- Görev Listesi -
1. Boşanma davasıyla ilgili metinde "Karar Metni" ifadesinden başlayıp "E., 2022/325 K." ifadesine kadar uzanan bölümün tamamını alıntılayın.
2. Kayıtlarda "load" kelimesini içeren satırları sayın ve yalnızca sayıyı yazın. Büyük ve küçük harf ayrımı dikkate alınmalıdır.

- Verilen Metin -
....
Logo

2. Hukuk Dairesi2023/9709 E. 2024/5945 K.

Yapay Zeka Özeti

Uyuşmazlık: Kadın tarafından açılan boşanma davasının reddine ilişkin istinaf başvurusunun reddi üzerine yapılan temyiz incelemesidir.

Gerekçe ve Sonuç: Bölge Adliye Mahkemesi kararının, tarafların karşılıklı iddia ve savunmaları, dayandıkları belgeler ve dosya kapsamına göre usul ve yasaya uygun olduğu değerlendirilerek temyiz isteminin reddine ve Bölge Adliye Mahkemesi kararının onanmasına karar verilmiştir.

Karar Metni

"İçtihat Metni"

MAHKEMESİ : Gaziantep Bölge Adliye Mahkemesi 2. Hukuk Dairesi

SAYISI : 2022/2701 E., 2023/1701 K.

KARAR : İstinaf başvurusunun esastan reddi

İLK DERECE MAHKEMESİ : Malatya 4. Aile Mahkemesi

SAYISI : 2021/171 E., 2022/325 K.

Taraflar arasındaki boşanma davasından dolayı yapılan yargılama sonunda İlk Derece Mahkemesince ispat edilmeyen davanın reddine karar verilmiştir.
....
- Verilen Kayıtlar -
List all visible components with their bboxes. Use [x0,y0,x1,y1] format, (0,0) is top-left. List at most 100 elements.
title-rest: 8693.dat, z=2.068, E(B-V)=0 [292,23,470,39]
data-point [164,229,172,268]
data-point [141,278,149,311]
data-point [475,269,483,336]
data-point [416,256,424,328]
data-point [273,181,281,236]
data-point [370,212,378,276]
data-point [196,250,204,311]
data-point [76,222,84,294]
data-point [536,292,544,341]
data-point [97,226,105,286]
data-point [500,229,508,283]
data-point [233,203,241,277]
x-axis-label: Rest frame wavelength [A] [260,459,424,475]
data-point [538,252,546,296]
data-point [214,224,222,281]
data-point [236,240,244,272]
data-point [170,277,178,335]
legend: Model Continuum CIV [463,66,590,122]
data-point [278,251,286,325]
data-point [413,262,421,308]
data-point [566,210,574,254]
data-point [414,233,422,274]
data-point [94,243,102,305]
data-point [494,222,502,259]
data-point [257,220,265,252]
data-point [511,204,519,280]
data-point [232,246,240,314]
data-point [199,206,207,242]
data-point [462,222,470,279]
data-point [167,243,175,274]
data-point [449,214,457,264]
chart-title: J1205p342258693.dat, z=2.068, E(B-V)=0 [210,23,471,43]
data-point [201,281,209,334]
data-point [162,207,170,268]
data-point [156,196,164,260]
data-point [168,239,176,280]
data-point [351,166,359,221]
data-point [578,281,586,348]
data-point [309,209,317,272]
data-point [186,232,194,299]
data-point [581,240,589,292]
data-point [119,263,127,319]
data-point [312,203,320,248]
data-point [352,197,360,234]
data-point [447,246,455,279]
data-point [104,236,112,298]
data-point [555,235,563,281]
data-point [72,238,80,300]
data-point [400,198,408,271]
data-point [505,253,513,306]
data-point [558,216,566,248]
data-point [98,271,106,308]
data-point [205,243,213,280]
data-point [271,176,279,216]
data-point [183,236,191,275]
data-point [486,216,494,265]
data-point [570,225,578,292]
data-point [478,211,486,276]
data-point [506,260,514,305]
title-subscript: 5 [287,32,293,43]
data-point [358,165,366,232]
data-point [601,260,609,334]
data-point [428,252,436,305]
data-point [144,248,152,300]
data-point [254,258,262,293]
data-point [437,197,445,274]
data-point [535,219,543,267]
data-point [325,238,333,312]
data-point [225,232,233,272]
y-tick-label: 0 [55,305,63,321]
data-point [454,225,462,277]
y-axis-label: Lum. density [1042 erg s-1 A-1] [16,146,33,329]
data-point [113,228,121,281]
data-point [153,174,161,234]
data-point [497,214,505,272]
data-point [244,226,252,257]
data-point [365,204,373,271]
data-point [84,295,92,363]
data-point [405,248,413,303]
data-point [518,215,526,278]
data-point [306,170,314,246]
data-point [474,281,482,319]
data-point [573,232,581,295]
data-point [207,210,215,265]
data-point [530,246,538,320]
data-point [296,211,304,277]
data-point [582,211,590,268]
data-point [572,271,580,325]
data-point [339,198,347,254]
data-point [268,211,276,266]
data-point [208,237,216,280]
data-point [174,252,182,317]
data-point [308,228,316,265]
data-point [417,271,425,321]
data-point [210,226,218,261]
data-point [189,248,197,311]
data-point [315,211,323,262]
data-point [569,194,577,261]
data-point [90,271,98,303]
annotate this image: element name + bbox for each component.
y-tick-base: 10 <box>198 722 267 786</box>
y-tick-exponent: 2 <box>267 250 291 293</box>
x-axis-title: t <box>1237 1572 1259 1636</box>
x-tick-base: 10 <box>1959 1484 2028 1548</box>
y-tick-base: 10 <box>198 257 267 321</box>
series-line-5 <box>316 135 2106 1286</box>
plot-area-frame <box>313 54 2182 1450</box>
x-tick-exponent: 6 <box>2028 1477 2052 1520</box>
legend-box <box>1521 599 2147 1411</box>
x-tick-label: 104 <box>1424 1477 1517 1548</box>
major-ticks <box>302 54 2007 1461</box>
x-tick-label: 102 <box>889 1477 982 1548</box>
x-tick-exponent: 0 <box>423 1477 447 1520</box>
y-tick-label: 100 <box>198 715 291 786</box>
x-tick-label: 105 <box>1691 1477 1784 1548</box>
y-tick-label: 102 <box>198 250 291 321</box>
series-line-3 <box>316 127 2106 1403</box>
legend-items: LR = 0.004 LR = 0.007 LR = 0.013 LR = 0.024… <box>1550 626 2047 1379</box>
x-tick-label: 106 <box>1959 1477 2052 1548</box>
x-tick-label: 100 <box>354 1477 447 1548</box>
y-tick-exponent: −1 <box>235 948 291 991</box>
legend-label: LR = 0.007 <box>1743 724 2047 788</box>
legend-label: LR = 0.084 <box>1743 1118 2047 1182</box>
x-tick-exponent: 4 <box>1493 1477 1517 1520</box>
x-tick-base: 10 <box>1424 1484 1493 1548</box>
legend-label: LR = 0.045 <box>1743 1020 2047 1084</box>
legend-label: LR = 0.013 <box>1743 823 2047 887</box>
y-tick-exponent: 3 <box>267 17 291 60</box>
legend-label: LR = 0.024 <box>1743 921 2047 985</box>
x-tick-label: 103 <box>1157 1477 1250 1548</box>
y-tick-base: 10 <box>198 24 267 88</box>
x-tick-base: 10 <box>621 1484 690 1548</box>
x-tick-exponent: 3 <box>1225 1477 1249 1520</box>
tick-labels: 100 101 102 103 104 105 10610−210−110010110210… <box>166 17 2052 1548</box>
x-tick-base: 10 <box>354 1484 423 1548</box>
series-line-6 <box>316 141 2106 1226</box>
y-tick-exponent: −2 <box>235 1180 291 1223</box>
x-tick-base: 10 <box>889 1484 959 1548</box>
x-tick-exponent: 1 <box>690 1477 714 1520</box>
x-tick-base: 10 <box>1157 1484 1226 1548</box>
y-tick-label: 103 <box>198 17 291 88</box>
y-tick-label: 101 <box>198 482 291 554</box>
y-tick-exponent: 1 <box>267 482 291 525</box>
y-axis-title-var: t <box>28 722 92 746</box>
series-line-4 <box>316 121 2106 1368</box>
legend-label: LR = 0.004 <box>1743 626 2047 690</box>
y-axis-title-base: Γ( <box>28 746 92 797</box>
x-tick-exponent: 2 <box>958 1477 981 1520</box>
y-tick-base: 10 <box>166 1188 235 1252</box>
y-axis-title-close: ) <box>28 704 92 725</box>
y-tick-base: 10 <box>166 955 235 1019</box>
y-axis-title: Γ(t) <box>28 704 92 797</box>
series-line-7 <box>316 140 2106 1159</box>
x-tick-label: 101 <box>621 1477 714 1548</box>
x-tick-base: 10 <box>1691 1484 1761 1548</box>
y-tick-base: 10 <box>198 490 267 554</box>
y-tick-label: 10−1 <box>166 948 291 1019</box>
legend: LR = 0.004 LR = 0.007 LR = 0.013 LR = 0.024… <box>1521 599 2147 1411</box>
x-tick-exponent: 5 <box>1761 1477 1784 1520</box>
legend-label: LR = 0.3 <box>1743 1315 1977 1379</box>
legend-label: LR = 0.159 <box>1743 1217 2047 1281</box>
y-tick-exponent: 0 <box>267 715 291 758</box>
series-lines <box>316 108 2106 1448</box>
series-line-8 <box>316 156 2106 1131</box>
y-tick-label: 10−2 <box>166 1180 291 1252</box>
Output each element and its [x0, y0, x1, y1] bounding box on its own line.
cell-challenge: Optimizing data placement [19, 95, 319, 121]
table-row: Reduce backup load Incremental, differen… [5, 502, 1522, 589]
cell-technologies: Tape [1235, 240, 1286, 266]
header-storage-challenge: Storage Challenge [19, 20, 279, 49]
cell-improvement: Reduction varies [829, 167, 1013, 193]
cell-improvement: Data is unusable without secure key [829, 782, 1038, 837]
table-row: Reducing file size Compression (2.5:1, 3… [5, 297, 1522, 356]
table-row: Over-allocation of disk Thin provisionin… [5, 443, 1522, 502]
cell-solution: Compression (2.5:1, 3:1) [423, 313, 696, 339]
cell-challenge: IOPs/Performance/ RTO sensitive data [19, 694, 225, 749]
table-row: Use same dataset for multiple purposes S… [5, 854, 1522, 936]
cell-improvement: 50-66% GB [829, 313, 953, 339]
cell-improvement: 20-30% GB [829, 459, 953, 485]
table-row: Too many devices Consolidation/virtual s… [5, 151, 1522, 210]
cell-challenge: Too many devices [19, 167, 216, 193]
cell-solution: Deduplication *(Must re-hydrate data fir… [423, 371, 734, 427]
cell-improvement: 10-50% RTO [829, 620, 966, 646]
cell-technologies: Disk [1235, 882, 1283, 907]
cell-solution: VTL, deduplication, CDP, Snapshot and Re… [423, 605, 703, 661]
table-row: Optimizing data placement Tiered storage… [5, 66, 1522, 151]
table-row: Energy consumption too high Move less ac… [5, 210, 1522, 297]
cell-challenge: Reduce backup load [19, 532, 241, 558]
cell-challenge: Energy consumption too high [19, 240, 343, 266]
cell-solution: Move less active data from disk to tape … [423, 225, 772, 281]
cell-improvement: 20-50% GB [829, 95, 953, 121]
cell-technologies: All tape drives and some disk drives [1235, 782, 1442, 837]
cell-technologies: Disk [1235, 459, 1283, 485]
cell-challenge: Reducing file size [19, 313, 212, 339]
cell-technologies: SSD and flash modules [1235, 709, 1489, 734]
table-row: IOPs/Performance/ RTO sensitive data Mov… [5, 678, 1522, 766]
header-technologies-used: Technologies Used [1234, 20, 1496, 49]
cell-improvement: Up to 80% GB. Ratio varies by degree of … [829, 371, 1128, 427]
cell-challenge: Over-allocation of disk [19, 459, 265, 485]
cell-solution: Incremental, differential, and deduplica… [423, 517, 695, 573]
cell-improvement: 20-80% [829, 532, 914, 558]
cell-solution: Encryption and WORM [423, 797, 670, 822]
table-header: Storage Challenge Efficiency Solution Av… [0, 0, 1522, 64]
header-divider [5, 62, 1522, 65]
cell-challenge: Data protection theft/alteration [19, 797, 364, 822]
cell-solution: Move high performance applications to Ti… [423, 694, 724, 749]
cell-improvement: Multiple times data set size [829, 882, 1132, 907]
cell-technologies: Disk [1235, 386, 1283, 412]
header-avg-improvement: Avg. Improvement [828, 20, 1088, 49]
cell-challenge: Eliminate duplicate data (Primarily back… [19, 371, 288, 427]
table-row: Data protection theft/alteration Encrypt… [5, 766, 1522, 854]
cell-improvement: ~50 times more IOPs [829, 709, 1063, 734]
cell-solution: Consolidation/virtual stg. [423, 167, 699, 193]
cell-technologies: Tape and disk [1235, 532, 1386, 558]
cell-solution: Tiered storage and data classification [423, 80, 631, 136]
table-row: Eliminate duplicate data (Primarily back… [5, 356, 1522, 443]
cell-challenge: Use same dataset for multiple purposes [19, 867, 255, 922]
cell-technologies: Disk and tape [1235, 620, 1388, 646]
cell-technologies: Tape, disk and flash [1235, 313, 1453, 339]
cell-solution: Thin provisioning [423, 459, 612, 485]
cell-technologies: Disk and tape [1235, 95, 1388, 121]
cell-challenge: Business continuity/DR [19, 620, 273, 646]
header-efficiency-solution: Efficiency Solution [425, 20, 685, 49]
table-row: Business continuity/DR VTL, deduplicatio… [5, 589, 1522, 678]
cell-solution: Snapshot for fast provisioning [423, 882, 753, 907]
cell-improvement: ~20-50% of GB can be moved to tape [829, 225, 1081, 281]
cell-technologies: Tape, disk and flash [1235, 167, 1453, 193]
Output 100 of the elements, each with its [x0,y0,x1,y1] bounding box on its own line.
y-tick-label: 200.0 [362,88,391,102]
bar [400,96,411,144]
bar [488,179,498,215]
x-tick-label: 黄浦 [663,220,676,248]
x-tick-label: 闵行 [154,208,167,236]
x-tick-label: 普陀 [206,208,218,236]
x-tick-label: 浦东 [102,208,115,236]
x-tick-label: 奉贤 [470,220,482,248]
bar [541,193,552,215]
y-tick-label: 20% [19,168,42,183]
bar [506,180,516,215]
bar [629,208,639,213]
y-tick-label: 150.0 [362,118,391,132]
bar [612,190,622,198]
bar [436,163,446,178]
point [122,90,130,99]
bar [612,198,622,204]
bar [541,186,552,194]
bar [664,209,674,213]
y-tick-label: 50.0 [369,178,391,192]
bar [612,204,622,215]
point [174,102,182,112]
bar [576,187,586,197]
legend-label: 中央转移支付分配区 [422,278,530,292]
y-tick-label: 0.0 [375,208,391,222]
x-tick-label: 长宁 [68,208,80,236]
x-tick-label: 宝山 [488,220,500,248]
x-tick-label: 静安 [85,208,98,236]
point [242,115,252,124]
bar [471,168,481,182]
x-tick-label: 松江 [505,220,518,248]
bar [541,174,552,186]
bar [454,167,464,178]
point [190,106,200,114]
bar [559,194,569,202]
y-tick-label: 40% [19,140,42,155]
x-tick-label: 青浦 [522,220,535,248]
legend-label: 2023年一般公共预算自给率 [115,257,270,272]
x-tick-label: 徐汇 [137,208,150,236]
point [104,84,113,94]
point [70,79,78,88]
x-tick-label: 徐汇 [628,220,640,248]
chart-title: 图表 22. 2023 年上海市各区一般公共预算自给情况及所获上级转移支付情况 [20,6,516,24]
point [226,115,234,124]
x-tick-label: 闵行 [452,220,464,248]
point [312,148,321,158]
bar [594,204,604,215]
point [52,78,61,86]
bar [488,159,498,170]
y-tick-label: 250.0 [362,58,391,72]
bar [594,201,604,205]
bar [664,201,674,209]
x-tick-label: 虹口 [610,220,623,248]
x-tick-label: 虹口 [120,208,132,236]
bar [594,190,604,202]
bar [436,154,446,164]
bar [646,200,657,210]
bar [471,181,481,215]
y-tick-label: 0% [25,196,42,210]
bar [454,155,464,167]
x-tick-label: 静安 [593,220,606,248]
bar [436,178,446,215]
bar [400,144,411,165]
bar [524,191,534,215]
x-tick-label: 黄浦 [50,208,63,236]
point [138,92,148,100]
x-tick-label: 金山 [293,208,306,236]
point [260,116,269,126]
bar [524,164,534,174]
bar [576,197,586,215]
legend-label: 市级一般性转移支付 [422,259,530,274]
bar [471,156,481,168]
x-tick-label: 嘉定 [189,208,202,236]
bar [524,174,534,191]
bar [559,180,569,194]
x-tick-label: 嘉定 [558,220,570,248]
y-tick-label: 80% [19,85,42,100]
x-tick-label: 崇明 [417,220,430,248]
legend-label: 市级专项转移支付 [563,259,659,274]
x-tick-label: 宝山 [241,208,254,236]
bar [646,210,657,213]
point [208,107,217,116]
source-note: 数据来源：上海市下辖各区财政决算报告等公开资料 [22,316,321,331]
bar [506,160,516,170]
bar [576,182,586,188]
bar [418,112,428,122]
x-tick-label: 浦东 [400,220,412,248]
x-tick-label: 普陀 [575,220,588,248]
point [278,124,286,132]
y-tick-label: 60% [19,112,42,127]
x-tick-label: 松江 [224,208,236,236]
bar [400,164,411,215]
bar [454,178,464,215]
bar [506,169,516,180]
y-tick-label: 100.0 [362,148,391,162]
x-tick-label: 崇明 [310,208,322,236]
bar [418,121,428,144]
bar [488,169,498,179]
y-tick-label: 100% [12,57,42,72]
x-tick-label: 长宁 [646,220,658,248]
....
- Yanıt Listesi -
1.
Karar Metni

"İçtihat Metni"

MAHKEMESİ : Gaziantep Bölge Adliye Mahkemesi 2. Hukuk Dairesi

SAYISI : 2022/2701 E., 2023/1701 K.

KARAR : İstinaf başvurusunun esastan reddi

İLK DERECE MAHKEMESİ : Malatya 4. Aile Mahkemesi

SAYISI : 2021/171 E., 2022/325 K.

2. 2